=== Task prompt ===
Pick out each line below containing "popular".
--- BEGIN Given data ---
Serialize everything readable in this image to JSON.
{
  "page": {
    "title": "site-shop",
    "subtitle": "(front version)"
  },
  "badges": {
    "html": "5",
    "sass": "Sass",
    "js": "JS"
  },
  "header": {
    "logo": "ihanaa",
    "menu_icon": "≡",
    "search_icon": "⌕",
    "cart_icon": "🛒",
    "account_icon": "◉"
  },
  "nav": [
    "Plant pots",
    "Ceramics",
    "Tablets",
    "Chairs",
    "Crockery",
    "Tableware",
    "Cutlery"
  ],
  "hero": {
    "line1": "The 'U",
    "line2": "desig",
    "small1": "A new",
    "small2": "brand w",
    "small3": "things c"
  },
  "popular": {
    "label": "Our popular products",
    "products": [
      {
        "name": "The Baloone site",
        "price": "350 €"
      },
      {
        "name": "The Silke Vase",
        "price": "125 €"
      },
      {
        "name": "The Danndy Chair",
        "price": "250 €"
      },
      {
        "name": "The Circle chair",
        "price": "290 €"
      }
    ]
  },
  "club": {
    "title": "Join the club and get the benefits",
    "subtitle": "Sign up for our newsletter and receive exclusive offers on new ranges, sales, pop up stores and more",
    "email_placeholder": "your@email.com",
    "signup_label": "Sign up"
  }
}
--- END Given data ---
=== Result of this exercise ===
  "popular": {
    "label": "Our popular products",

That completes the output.